• **REQUIREMENT**
Keep only the lines of the listing that include the word "korisnici", and copy them.

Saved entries
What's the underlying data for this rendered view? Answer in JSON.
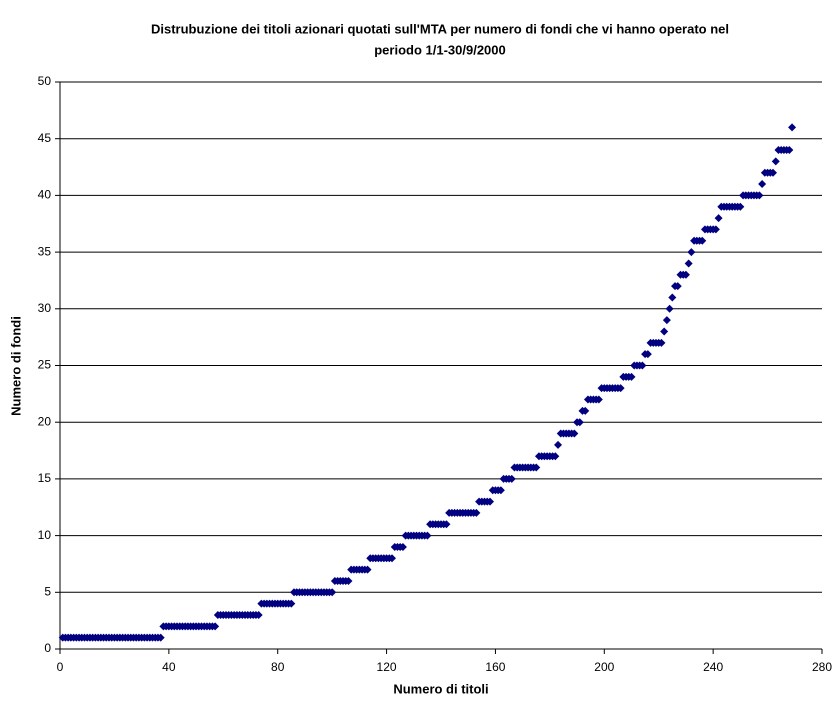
{
  "chart_data": {
    "type": "scatter",
    "title": [
      "Distrubuzione dei titoli azionari quotati sull'MTA per numero di fondi che vi hanno operato nel",
      "periodo 1/1-30/9/2000"
    ],
    "x_label": "Numero di titoli",
    "y_label": "Numero di fondi",
    "color": "#000080",
    "grid": true,
    "xlim": [
      0,
      280
    ],
    "xticks": [
      0,
      40,
      80,
      120,
      160,
      200,
      240,
      280
    ],
    "ylim": [
      0,
      50
    ],
    "yticks": [
      0,
      5,
      10,
      15,
      20,
      25,
      30,
      35,
      40,
      45,
      50
    ],
    "x": [
      1,
      2,
      3,
      4,
      5,
      6,
      7,
      8,
      9,
      10,
      11,
      12,
      13,
      14,
      15,
      16,
      17,
      18,
      19,
      20,
      21,
      22,
      23,
      24,
      25,
      26,
      27,
      28,
      29,
      30,
      31,
      32,
      33,
      34,
      35,
      36,
      37,
      38,
      39,
      40,
      41,
      42,
      43,
      44,
      45,
      46,
      47,
      48,
      49,
      50,
      51,
      52,
      53,
      54,
      55,
      56,
      57,
      58,
      59,
      60,
      61,
      62,
      63,
      64,
      65,
      66,
      67,
      68,
      69,
      70,
      71,
      72,
      73,
      74,
      75,
      76,
      77,
      78,
      79,
      80,
      81,
      82,
      83,
      84,
      85,
      86,
      87,
      88,
      89,
      90,
      91,
      92,
      93,
      94,
      95,
      96,
      97,
      98,
      99,
      100,
      101,
      102,
      103,
      104,
      105,
      106,
      107,
      108,
      109,
      110,
      111,
      112,
      113,
      114,
      115,
      116,
      117,
      118,
      119,
      120,
      121,
      122,
      123,
      124,
      125,
      126,
      127,
      128,
      129,
      130,
      131,
      132,
      133,
      134,
      135,
      136,
      137,
      138,
      139,
      140,
      141,
      142,
      143,
      144,
      145,
      146,
      147,
      148,
      149,
      150,
      151,
      152,
      153,
      154,
      155,
      156,
      157,
      158,
      159,
      160,
      161,
      162,
      163,
      164,
      165,
      166,
      167,
      168,
      169,
      170,
      171,
      172,
      173,
      174,
      175,
      176,
      177,
      178,
      179,
      180,
      181,
      182,
      183,
      184,
      185,
      186,
      187,
      188,
      189,
      190,
      191,
      192,
      193,
      194,
      195,
      196,
      197,
      198,
      199,
      200,
      201,
      202,
      203,
      204,
      205,
      206,
      207,
      208,
      209,
      210,
      211,
      212,
      213,
      214,
      215,
      216,
      217,
      218,
      219,
      220,
      221,
      222,
      223,
      224,
      225,
      226,
      227,
      228,
      229,
      230,
      231,
      232,
      233,
      234,
      235,
      236,
      237,
      238,
      239,
      240,
      241,
      242,
      243,
      244,
      245,
      246,
      247,
      248,
      249,
      250,
      251,
      252,
      253,
      254,
      255,
      256,
      257,
      258,
      259,
      260,
      261,
      262,
      263,
      264,
      265,
      266,
      267,
      268,
      269
    ],
    "values": [
      1,
      1,
      1,
      1,
      1,
      1,
      1,
      1,
      1,
      1,
      1,
      1,
      1,
      1,
      1,
      1,
      1,
      1,
      1,
      1,
      1,
      1,
      1,
      1,
      1,
      1,
      1,
      1,
      1,
      1,
      1,
      1,
      1,
      1,
      1,
      1,
      1,
      2,
      2,
      2,
      2,
      2,
      2,
      2,
      2,
      2,
      2,
      2,
      2,
      2,
      2,
      2,
      2,
      2,
      2,
      2,
      2,
      3,
      3,
      3,
      3,
      3,
      3,
      3,
      3,
      3,
      3,
      3,
      3,
      3,
      3,
      3,
      3,
      4,
      4,
      4,
      4,
      4,
      4,
      4,
      4,
      4,
      4,
      4,
      4,
      5,
      5,
      5,
      5,
      5,
      5,
      5,
      5,
      5,
      5,
      5,
      5,
      5,
      5,
      5,
      6,
      6,
      6,
      6,
      6,
      6,
      7,
      7,
      7,
      7,
      7,
      7,
      7,
      8,
      8,
      8,
      8,
      8,
      8,
      8,
      8,
      8,
      9,
      9,
      9,
      9,
      10,
      10,
      10,
      10,
      10,
      10,
      10,
      10,
      10,
      11,
      11,
      11,
      11,
      11,
      11,
      11,
      12,
      12,
      12,
      12,
      12,
      12,
      12,
      12,
      12,
      12,
      12,
      13,
      13,
      13,
      13,
      13,
      14,
      14,
      14,
      14,
      15,
      15,
      15,
      15,
      16,
      16,
      16,
      16,
      16,
      16,
      16,
      16,
      16,
      17,
      17,
      17,
      17,
      17,
      17,
      17,
      18,
      19,
      19,
      19,
      19,
      19,
      19,
      20,
      20,
      21,
      21,
      22,
      22,
      22,
      22,
      22,
      23,
      23,
      23,
      23,
      23,
      23,
      23,
      23,
      24,
      24,
      24,
      24,
      25,
      25,
      25,
      25,
      26,
      26,
      27,
      27,
      27,
      27,
      27,
      28,
      29,
      30,
      31,
      32,
      32,
      33,
      33,
      33,
      34,
      35,
      36,
      36,
      36,
      36,
      37,
      37,
      37,
      37,
      37,
      38,
      39,
      39,
      39,
      39,
      39,
      39,
      39,
      39,
      40,
      40,
      40,
      40,
      40,
      40,
      40,
      41,
      42,
      42,
      42,
      42,
      43,
      44,
      44,
      44,
      44,
      44,
      46
    ]
  }
}
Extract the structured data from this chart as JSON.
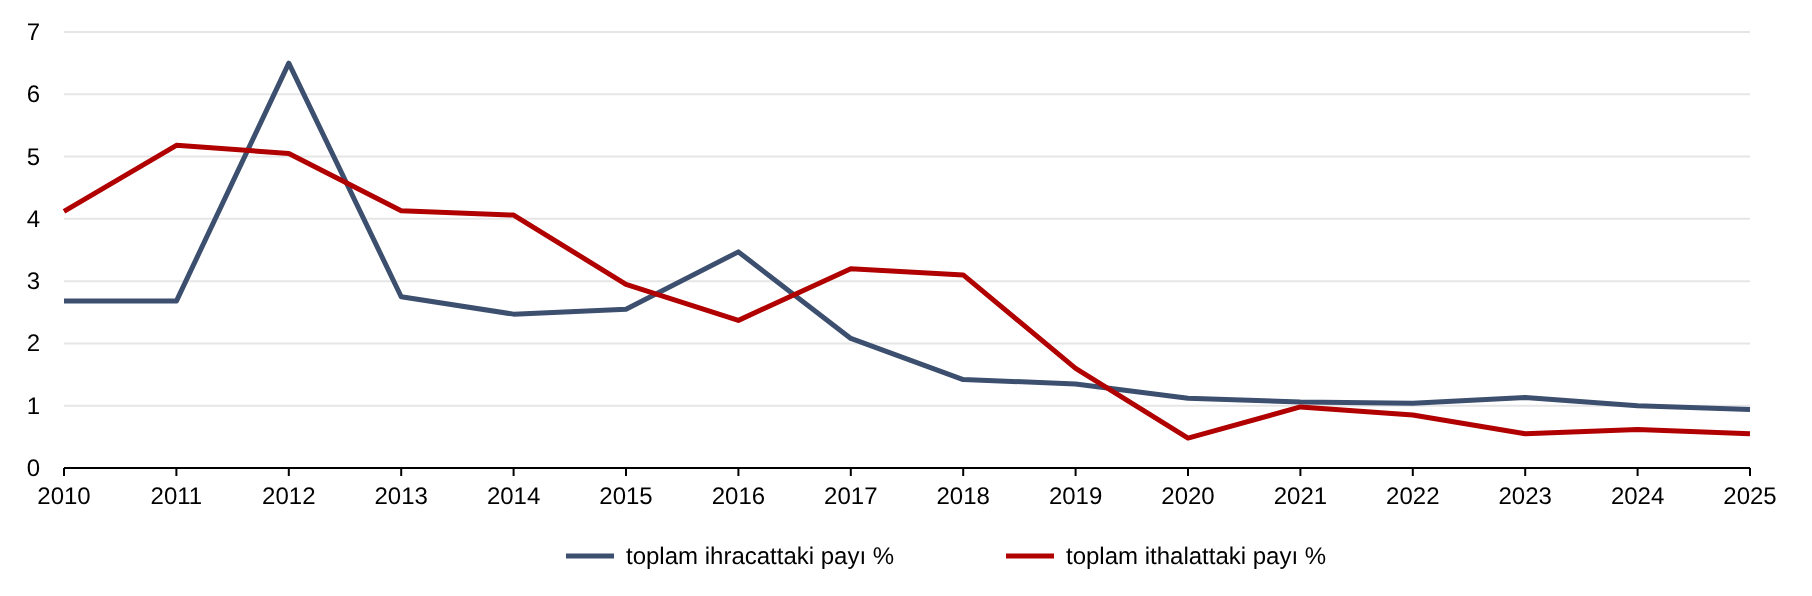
{
  "chart_data": {
    "type": "line",
    "x": [
      2010,
      2011,
      2012,
      2013,
      2014,
      2015,
      2016,
      2017,
      2018,
      2019,
      2020,
      2021,
      2022,
      2023,
      2024,
      2025
    ],
    "series": [
      {
        "name": "toplam ihracattaki payı %",
        "color": "#3d4f6e",
        "values": [
          2.68,
          2.68,
          6.5,
          2.75,
          2.47,
          2.55,
          3.47,
          2.08,
          1.42,
          1.35,
          1.12,
          1.06,
          1.04,
          1.13,
          1.0,
          0.94
        ]
      },
      {
        "name": "toplam ithalattaki payı %",
        "color": "#b00000",
        "values": [
          4.12,
          5.18,
          5.05,
          4.13,
          4.06,
          2.95,
          2.37,
          3.2,
          3.1,
          1.6,
          0.48,
          0.98,
          0.85,
          0.55,
          0.62,
          0.55
        ]
      }
    ],
    "xlim": [
      2010,
      2025
    ],
    "xticks": [
      2010,
      2011,
      2012,
      2013,
      2014,
      2015,
      2016,
      2017,
      2018,
      2019,
      2020,
      2021,
      2022,
      2023,
      2024,
      2025
    ],
    "ylim": [
      0,
      7
    ],
    "yticks": [
      0,
      1,
      2,
      3,
      4,
      5,
      6,
      7
    ],
    "grid": "y",
    "legend": "bottom",
    "marker": "none",
    "line_style": "solid"
  }
}
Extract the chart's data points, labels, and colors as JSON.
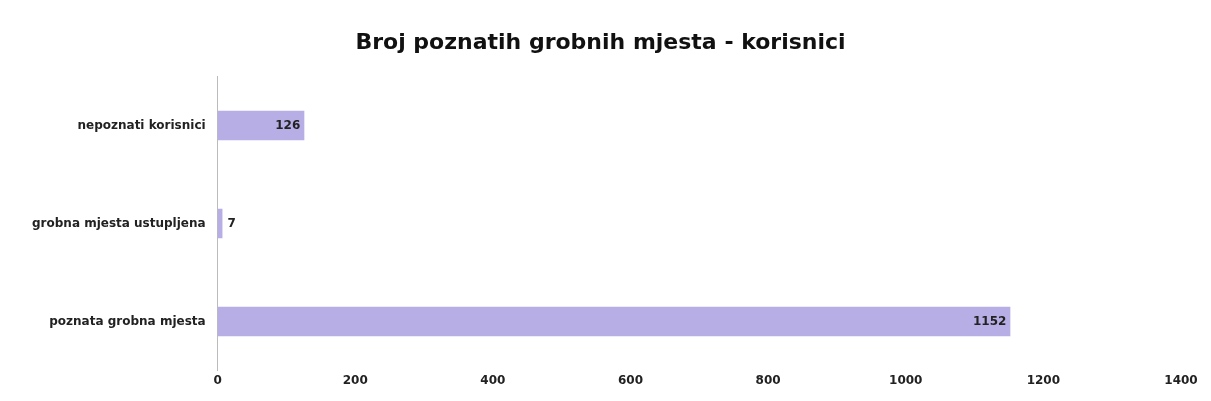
{
  "chart_data": {
    "type": "bar",
    "orientation": "horizontal",
    "title": "Broj poznatih grobnih mjesta - korisnici",
    "categories": [
      "nepoznati korisnici",
      "grobna mjesta ustupljena",
      "poznata grobna mjesta"
    ],
    "values": [
      126,
      7,
      1152
    ],
    "color": "#b8aee6",
    "xlim": [
      0,
      1400
    ],
    "xticks": [
      0,
      200,
      400,
      600,
      800,
      1000,
      1200,
      1400
    ],
    "data_labels": true,
    "legend": false,
    "grid": false
  }
}
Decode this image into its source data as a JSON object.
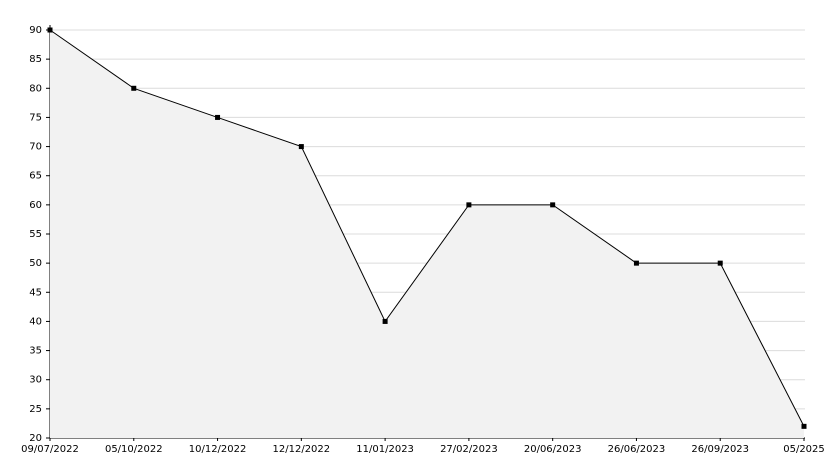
{
  "chart_data": {
    "type": "area",
    "categories": [
      "09/07/2022",
      "05/10/2022",
      "10/12/2022",
      "12/12/2022",
      "11/01/2023",
      "27/02/2023",
      "20/06/2023",
      "26/06/2023",
      "26/09/2023",
      "05/2025"
    ],
    "values": [
      90,
      80,
      75,
      70,
      40,
      60,
      60,
      50,
      50,
      22
    ],
    "color": "#000000",
    "fill": "#f2f2f2",
    "ylim": [
      20,
      90
    ],
    "yticks": [
      20,
      25,
      30,
      35,
      40,
      45,
      50,
      55,
      60,
      65,
      70,
      75,
      80,
      85,
      90
    ],
    "grid": true
  }
}
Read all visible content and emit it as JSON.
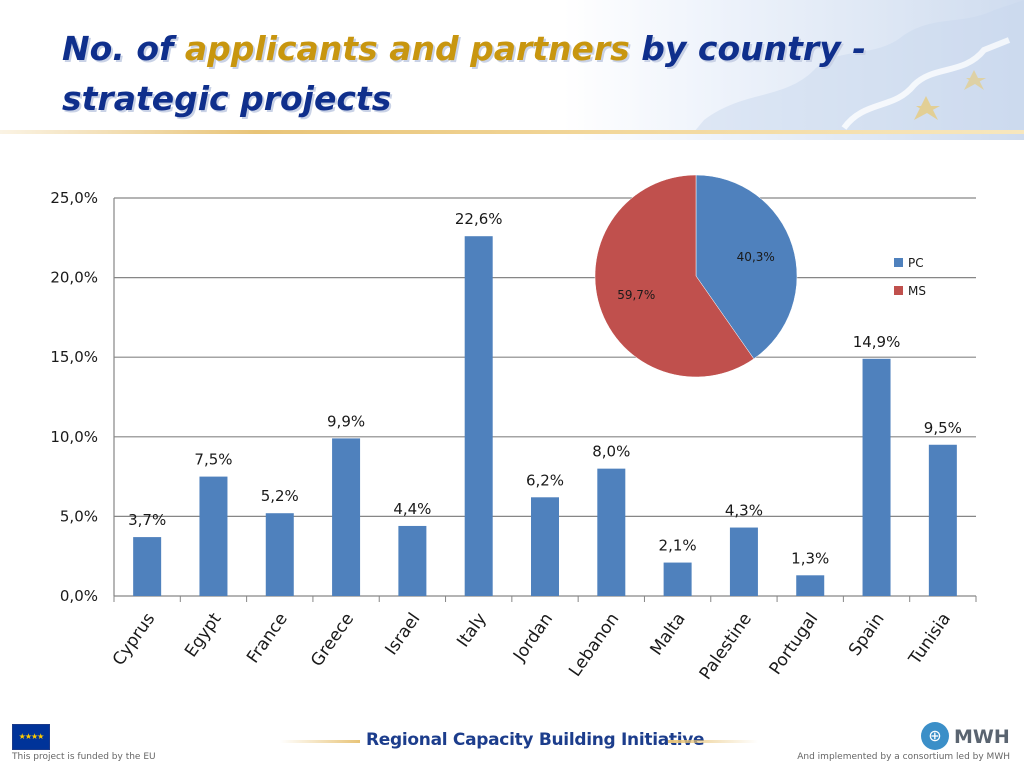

• **THE OUTPUT**
    "title": "Broj poznatih grobnih mjesta - korisnici",
      "nepoznati korisnici",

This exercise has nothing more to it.